Set each entry down verbatim, omitting images.
--- BEGIN RECORDS SHOWN ---
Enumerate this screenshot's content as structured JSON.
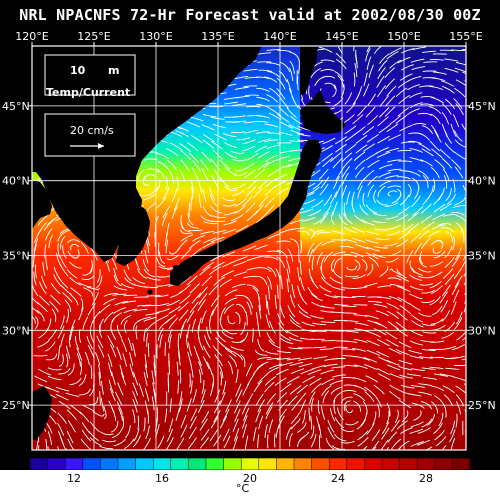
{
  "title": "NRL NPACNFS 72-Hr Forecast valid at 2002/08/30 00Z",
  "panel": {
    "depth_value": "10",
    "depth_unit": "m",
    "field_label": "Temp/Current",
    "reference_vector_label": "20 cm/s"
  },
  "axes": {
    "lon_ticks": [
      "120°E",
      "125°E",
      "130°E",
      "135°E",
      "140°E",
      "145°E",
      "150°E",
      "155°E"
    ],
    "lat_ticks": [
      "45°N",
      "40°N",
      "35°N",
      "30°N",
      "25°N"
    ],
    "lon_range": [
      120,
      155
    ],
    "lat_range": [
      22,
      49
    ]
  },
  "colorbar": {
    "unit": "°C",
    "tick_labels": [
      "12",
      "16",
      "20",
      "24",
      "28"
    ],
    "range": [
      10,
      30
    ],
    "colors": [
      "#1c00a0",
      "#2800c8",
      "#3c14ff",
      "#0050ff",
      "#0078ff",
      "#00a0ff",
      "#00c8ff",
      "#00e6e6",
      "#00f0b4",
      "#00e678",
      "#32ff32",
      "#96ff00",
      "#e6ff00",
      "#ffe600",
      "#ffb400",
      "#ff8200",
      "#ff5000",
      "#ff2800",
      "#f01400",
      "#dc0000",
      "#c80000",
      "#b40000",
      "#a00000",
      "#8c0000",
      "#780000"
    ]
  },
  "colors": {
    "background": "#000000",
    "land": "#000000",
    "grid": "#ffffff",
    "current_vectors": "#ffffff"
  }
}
--- END RECORDS SHOWN ---
### EXERCISE SOLUTION:
Enumerate this screenshot's content as structured JSON.
{
  "title": "NRL NPACNFS 72-Hr Forecast valid at 2002/08/30 00Z",
  "panel": {
    "depth_value": "10",
    "depth_unit": "m",
    "field_label": "Temp/Current",
    "reference_vector_label": "20 cm/s"
  },
  "axes": {
    "lon_ticks": [
      "120°E",
      "125°E",
      "130°E",
      "135°E",
      "140°E",
      "145°E",
      "150°E",
      "155°E"
    ],
    "lat_ticks": [
      "45°N",
      "40°N",
      "35°N",
      "30°N",
      "25°N"
    ],
    "lon_range": [
      120,
      155
    ],
    "lat_range": [
      22,
      49
    ]
  },
  "colorbar": {
    "unit": "°C",
    "tick_labels": [
      "12",
      "16",
      "20",
      "24",
      "28"
    ],
    "range": [
      10,
      30
    ],
    "colors": [
      "#1c00a0",
      "#2800c8",
      "#3c14ff",
      "#0050ff",
      "#0078ff",
      "#00a0ff",
      "#00c8ff",
      "#00e6e6",
      "#00f0b4",
      "#00e678",
      "#32ff32",
      "#96ff00",
      "#e6ff00",
      "#ffe600",
      "#ffb400",
      "#ff8200",
      "#ff5000",
      "#ff2800",
      "#f01400",
      "#dc0000",
      "#c80000",
      "#b40000",
      "#a00000",
      "#8c0000",
      "#780000"
    ]
  },
  "colors": {
    "background": "#000000",
    "land": "#000000",
    "grid": "#ffffff",
    "current_vectors": "#ffffff"
  }
}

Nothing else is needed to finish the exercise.